YOUR GOAL: The data below must be copied in full and without any change.

<<<<

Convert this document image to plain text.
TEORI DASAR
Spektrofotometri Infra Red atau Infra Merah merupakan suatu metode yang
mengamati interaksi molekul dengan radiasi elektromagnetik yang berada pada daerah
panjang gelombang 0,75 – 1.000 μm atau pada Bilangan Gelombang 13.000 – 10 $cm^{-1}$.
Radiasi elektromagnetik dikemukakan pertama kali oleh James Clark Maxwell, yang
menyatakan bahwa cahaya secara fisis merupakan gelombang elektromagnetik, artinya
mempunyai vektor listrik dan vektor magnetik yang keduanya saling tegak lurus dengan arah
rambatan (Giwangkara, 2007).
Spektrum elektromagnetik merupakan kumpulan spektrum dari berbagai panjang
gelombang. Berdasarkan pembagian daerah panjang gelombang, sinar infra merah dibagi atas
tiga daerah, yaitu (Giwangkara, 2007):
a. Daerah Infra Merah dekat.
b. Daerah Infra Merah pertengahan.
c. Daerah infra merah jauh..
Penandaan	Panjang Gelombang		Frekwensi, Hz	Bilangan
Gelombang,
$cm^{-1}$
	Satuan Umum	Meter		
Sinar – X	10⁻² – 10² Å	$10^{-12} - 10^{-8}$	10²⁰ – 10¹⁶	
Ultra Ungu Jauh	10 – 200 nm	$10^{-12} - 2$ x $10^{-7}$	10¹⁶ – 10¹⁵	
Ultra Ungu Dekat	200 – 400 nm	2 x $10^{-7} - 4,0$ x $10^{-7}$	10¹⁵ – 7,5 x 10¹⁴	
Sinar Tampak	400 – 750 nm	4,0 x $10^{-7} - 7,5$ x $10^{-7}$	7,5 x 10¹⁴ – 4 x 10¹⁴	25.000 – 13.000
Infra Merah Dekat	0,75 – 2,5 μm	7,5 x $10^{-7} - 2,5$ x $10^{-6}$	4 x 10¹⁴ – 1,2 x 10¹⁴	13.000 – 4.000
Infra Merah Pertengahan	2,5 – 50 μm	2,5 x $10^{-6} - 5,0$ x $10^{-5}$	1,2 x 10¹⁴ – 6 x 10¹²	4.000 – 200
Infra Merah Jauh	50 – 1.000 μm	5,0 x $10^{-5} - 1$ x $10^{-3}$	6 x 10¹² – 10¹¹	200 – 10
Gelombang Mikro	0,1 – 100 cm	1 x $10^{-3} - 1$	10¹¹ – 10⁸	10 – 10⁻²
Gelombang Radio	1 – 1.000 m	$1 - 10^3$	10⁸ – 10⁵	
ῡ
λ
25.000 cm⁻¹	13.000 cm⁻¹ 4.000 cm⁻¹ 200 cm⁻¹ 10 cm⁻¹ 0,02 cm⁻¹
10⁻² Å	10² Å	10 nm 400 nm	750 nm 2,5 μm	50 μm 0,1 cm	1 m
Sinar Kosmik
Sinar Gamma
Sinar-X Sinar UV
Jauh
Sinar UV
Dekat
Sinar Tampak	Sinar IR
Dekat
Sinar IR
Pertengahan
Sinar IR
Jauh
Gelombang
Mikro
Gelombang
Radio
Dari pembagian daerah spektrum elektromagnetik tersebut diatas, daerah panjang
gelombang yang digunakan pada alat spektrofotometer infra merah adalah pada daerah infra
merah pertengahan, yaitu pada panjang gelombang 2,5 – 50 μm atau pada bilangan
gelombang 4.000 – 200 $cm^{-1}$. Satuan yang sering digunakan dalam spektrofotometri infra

>>>>

TASK RESPONSE:
Convert this document image to plain text.
TEORI DASAR
Spektrofotometri Infra Red atau Infra Merah merupakan suatu metode yang
mengamati interaksi molekul dengan radiasi elektromagnetik yang berada pada daerah
panjang gelombang 0,75 – 1.000 μm atau pada Bilangan Gelombang 13.000 – 10 $cm^{-1}$.
Radiasi elektromagnetik dikemukakan pertama kali oleh James Clark Maxwell, yang
menyatakan bahwa cahaya secara fisis merupakan gelombang elektromagnetik, artinya
mempunyai vektor listrik dan vektor magnetik yang keduanya saling tegak lurus dengan arah
rambatan (Giwangkara, 2007).
Spektrum elektromagnetik merupakan kumpulan spektrum dari berbagai panjang
gelombang. Berdasarkan pembagian daerah panjang gelombang, sinar infra merah dibagi atas
tiga daerah, yaitu (Giwangkara, 2007):
a. Daerah Infra Merah dekat.
b. Daerah Infra Merah pertengahan.
c. Daerah infra merah jauh..
Penandaan	Panjang Gelombang		Frekwensi, Hz	Bilangan
Gelombang,
$cm^{-1}$
	Satuan Umum	Meter		
Sinar – X	10⁻² – 10² Å	$10^{-12} - 10^{-8}$	10²⁰ – 10¹⁶	
Ultra Ungu Jauh	10 – 200 nm	$10^{-12} - 2$ x $10^{-7}$	10¹⁶ – 10¹⁵	
Ultra Ungu Dekat	200 – 400 nm	2 x $10^{-7} - 4,0$ x $10^{-7}$	10¹⁵ – 7,5 x 10¹⁴	
Sinar Tampak	400 – 750 nm	4,0 x $10^{-7} - 7,5$ x $10^{-7}$	7,5 x 10¹⁴ – 4 x 10¹⁴	25.000 – 13.000
Infra Merah Dekat	0,75 – 2,5 μm	7,5 x $10^{-7} - 2,5$ x $10^{-6}$	4 x 10¹⁴ – 1,2 x 10¹⁴	13.000 – 4.000
Infra Merah Pertengahan	2,5 – 50 μm	2,5 x $10^{-6} - 5,0$ x $10^{-5}$	1,2 x 10¹⁴ – 6 x 10¹²	4.000 – 200
Infra Merah Jauh	50 – 1.000 μm	5,0 x $10^{-5} - 1$ x $10^{-3}$	6 x 10¹² – 10¹¹	200 – 10
Gelombang Mikro	0,1 – 100 cm	1 x $10^{-3} - 1$	10¹¹ – 10⁸	10 – 10⁻²
Gelombang Radio	1 – 1.000 m	$1 - 10^3$	10⁸ – 10⁵	
ῡ
λ
25.000 cm⁻¹	13.000 cm⁻¹ 4.000 cm⁻¹ 200 cm⁻¹ 10 cm⁻¹ 0,02 cm⁻¹
10⁻² Å	10² Å	10 nm 400 nm	750 nm 2,5 μm	50 μm 0,1 cm	1 m
Sinar Kosmik
Sinar Gamma
Sinar-X Sinar UV
Jauh
Sinar UV
Dekat
Sinar Tampak	Sinar IR
Dekat
Sinar IR
Pertengahan
Sinar IR
Jauh
Gelombang
Mikro
Gelombang
Radio
Dari pembagian daerah spektrum elektromagnetik tersebut diatas, daerah panjang
gelombang yang digunakan pada alat spektrofotometer infra merah adalah pada daerah infra
merah pertengahan, yaitu pada panjang gelombang 2,5 – 50 μm atau pada bilangan
gelombang 4.000 – 200 $cm^{-1}$. Satuan yang sering digunakan dalam spektrofotometri infra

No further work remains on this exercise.